* **Extract**:

^^^^^^^^

CoreBot Adds New Capabilities, Transitions to Banking Trojan

As many researchers expected it would, CoreBot, the credential-stealing malware that first surfaced last month, has added a bevy of new capabilities and reinvented itself as a robust banking Trojan.

As researchers expected it would, CoreBot, the credential-stealing malware that surfaced last month, has added a bevy of new capabilities and reinvented itself as a robust banking Trojan.

Researchers said the malware shares more similarities with Dyre, another high profile banking Trojan, than a run of the mill data-stealing Trojan.

Perhaps the malware’s most telling characteristic is a new list of 55 URL triggers – triggers that researchers at IBM’s Security Intelligence claim are tied to a handful of online banking sites in the U.S., Canada, and the U.K. and can launch webinjects.

When the firm first published research on CoreBot late last month, researchers noted the malware’s flexibility, acknowledging its modular design as something that could potentially allow for the easy addition of new mechanisms later down the line.

Turns out, it didn’t take long for developers behind the malware to up the Trojan’s ante.

Similar to how Trojans such as Zeus, Dyre and Dridex work, CoreBot snakes the login information of victims, then tries to trick them into giving away more information.

^^^^^^^^

* **Dataset content**:

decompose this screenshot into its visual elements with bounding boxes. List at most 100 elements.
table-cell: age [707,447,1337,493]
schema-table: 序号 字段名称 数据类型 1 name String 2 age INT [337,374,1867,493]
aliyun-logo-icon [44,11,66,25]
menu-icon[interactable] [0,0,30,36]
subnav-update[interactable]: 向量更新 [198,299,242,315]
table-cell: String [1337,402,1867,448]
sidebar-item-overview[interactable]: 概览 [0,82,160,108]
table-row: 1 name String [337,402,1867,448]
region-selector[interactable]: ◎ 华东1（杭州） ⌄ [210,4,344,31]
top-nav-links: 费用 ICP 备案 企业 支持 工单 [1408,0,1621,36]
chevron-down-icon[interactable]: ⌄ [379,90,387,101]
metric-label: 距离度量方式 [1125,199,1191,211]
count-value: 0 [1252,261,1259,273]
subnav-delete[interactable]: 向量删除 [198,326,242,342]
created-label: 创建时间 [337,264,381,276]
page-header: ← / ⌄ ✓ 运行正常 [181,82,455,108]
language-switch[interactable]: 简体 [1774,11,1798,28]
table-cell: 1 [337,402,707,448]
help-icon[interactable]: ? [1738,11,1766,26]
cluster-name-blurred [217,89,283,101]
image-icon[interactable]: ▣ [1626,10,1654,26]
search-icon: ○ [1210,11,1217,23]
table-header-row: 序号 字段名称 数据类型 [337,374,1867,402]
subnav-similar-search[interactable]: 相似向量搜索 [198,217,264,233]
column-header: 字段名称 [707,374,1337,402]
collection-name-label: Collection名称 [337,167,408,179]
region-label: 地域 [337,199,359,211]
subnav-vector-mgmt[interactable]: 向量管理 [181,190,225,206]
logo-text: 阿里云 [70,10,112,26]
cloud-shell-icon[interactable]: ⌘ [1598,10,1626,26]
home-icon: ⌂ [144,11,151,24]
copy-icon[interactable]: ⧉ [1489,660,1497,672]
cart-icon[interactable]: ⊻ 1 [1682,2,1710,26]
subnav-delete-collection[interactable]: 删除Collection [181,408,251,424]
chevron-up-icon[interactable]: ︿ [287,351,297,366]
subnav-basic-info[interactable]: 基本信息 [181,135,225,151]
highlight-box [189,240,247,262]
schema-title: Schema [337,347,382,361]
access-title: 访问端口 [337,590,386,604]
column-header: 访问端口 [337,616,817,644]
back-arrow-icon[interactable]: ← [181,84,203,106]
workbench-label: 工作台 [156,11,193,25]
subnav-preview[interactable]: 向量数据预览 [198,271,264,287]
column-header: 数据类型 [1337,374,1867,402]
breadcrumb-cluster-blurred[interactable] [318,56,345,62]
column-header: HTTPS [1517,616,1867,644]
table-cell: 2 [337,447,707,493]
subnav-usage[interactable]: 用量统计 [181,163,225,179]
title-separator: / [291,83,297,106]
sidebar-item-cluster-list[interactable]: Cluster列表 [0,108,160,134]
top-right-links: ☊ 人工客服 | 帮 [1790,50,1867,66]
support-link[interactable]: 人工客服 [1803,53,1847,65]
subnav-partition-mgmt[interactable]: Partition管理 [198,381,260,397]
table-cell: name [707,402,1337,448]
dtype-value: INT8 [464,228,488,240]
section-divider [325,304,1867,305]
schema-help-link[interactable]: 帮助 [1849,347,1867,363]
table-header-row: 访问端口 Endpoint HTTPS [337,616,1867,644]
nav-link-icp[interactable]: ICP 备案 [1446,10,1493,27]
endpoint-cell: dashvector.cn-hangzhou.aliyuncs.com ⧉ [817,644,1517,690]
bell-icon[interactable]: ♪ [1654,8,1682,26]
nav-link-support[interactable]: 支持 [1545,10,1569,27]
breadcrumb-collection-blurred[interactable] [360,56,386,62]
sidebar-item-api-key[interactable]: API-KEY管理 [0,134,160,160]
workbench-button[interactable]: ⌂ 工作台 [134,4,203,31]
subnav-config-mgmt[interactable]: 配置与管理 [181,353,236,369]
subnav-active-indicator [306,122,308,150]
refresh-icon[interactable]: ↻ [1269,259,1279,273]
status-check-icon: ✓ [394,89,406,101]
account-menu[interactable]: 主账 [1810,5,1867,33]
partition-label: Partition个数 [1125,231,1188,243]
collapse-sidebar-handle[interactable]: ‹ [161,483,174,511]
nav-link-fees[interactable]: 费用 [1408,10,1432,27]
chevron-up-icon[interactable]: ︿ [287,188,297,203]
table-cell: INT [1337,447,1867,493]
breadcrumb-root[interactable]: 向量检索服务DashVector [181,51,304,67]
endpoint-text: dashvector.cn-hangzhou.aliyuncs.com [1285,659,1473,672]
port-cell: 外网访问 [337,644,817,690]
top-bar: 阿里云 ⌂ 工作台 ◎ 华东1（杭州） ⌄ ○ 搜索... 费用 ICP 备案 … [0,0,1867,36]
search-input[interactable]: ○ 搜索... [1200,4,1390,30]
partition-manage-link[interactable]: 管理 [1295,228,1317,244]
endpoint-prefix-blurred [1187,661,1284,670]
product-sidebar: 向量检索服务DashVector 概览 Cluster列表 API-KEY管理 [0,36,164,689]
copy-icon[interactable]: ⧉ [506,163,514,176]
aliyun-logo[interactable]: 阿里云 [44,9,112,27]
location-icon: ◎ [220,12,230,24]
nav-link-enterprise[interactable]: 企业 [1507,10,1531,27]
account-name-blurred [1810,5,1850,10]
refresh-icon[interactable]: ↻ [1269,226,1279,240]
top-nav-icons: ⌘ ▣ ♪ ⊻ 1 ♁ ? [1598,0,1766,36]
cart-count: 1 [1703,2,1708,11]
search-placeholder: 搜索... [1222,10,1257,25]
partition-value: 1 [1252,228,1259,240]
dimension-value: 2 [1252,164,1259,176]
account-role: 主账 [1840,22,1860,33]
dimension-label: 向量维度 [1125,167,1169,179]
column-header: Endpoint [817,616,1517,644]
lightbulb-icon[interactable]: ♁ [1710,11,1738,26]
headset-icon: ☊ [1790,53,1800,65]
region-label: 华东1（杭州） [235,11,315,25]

^^^^^^^^

* **Assigned task A**:
According to the CoreBot article, how many URL triggers are on the malware's new list?
* **Assigned task B**:
Shorten the paragraph in the CoreBot article that begins "When the firm first published research" to one sentence, keeping its main facts.
* **Assigned task C**:
Carry on the CoreBot article from its last sentence.

* **Answer space A**:
55 URL triggers.

* **Answer space B**:
In their first CoreBot research late last month, the firm's researchers noted that the malware's flexible, modular design could let new mechanisms be added easily later.

* **Answer space C**:
“In its previous version, CoreBot was only defined as an information stealer because it did not possess the capabilities that would enable it to steal username and password combinations in real time from the victim’s browser. This has changed, and CoreBot now hooks the three most popular browsers — Google Chrome, Mozilla Firefox and Internet Explorer — to be able to monitor browsing, steal data and apply webinjections,” Limor Kessem, a Cybersecurity Evangelist with IBM, wrote of the malware last week.

According to Kessem, the malware uses a more-advanced, custom-made webinjection mechanism designed for banking credential theft. The malware has also incorporated a slew of other traits specific to banking Trojans such as man-in-the-middle capabilities, a VNC (virtual networking computing) module, and real-time form grabbing.

Now that the malware has matured into a full-fledged banking Trojan, speculation is beginning to mount whether or not some of the information it’s stealing is being sold online. In particular, researchers are wondering if a recently registered suspicious looking marketplace is peddling stolen CoreBot information.

Researchers with Damballa observed a sample of CoreBot last week communicating with a domain registered to a specific email address, drake.lampado777[at]gmail[.]com, that was also used to set up another domain, btcshop. Btcshop is being used to sell Socket Secure proxies and other personally identifiable information (PII) – something that’s led some researchers with the firm to believe there’s a relationship between the two.

Researchers with Damballa also noticed that two other domains communicating with the same IP address, including one being used as a Carberp command and control server, and another that’s hosting the TVSPY remote access tool (RAT), but it’s the btcshop, set up on July 30, that caught their attention the most.

While it’s a tenuous connection — Damballa isn’t completely certain the same person running CoreBot is the same person running TVSPY — the researchers insist it’s plausible.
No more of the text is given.